### TASK STATEMENT
Would you copy out the whole listing exactly as given?

### ITEMS

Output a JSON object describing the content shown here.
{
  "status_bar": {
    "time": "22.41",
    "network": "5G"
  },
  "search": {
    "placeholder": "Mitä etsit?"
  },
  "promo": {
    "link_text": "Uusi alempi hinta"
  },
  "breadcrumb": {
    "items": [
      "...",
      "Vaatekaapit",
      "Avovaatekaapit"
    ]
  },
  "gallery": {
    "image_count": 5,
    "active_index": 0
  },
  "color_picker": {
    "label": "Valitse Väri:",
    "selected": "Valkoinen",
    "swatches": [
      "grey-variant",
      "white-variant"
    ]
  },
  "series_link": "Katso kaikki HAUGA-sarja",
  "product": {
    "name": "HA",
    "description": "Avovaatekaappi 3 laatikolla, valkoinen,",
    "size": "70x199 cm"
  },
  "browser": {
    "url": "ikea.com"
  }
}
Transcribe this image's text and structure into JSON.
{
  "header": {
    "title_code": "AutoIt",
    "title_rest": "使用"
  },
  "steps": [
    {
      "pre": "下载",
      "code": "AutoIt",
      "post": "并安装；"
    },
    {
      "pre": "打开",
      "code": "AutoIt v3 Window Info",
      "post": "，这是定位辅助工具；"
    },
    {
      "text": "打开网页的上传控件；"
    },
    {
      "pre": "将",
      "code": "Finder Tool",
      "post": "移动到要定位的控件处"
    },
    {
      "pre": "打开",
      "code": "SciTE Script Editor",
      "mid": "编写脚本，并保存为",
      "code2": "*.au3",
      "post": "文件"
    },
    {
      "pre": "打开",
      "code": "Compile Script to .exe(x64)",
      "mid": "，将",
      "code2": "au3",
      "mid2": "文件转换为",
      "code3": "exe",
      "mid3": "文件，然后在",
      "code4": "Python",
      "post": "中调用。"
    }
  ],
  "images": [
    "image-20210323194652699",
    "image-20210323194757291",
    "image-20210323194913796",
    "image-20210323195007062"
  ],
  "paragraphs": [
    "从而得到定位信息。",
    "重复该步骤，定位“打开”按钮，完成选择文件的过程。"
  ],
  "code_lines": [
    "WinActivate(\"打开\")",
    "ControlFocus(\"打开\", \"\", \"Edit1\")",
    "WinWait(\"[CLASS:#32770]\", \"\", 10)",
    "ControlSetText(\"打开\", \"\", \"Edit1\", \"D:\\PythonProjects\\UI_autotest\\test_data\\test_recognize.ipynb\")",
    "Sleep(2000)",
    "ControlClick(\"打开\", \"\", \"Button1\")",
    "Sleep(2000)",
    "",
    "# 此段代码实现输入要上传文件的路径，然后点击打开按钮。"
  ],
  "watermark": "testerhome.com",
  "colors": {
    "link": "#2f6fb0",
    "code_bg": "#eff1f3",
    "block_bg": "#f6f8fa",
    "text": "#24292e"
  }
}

### CORRECT OUTPUT
Output a JSON object describing the content shown here.
{
  "status_bar": {
    "time": "22.41",
    "network": "5G"
  },
  "search": {
    "placeholder": "Mitä etsit?"
  },
  "promo": {
    "link_text": "Uusi alempi hinta"
  },
  "breadcrumb": {
    "items": [
      "...",
      "Vaatekaapit",
      "Avovaatekaapit"
    ]
  },
  "gallery": {
    "image_count": 5,
    "active_index": 0
  },
  "color_picker": {
    "label": "Valitse Väri:",
    "selected": "Valkoinen",
    "swatches": [
      "grey-variant",
      "white-variant"
    ]
  },
  "series_link": "Katso kaikki HAUGA-sarja",
  "product": {
    "name": "HA",
    "description": "Avovaatekaappi 3 laatikolla, valkoinen,",
    "size": "70x199 cm"
  },
  "browser": {
    "url": "ikea.com"
  }
}
Transcribe this image's text and structure into JSON.
{
  "header": {
    "title_code": "AutoIt",
    "title_rest": "使用"
  },
  "steps": [
    {
      "pre": "下载",
      "code": "AutoIt",
      "post": "并安装；"
    },
    {
      "pre": "打开",
      "code": "AutoIt v3 Window Info",
      "post": "，这是定位辅助工具；"
    },
    {
      "text": "打开网页的上传控件；"
    },
    {
      "pre": "将",
      "code": "Finder Tool",
      "post": "移动到要定位的控件处"
    },
    {
      "pre": "打开",
      "code": "SciTE Script Editor",
      "mid": "编写脚本，并保存为",
      "code2": "*.au3",
      "post": "文件"
    },
    {
      "pre": "打开",
      "code": "Compile Script to .exe(x64)",
      "mid": "，将",
      "code2": "au3",
      "mid2": "文件转换为",
      "code3": "exe",
      "mid3": "文件，然后在",
      "code4": "Python",
      "post": "中调用。"
    }
  ],
  "images": [
    "image-20210323194652699",
    "image-20210323194757291",
    "image-20210323194913796",
    "image-20210323195007062"
  ],
  "paragraphs": [
    "从而得到定位信息。",
    "重复该步骤，定位“打开”按钮，完成选择文件的过程。"
  ],
  "code_lines": [
    "WinActivate(\"打开\")",
    "ControlFocus(\"打开\", \"\", \"Edit1\")",
    "WinWait(\"[CLASS:#32770]\", \"\", 10)",
    "ControlSetText(\"打开\", \"\", \"Edit1\", \"D:\\PythonProjects\\UI_autotest\\test_data\\test_recognize.ipynb\")",
    "Sleep(2000)",
    "ControlClick(\"打开\", \"\", \"Button1\")",
    "Sleep(2000)",
    "",
    "# 此段代码实现输入要上传文件的路径，然后点击打开按钮。"
  ],
  "watermark": "testerhome.com",
  "colors": {
    "link": "#2f6fb0",
    "code_bg": "#eff1f3",
    "block_bg": "#f6f8fa",
    "text": "#24292e"
  }
}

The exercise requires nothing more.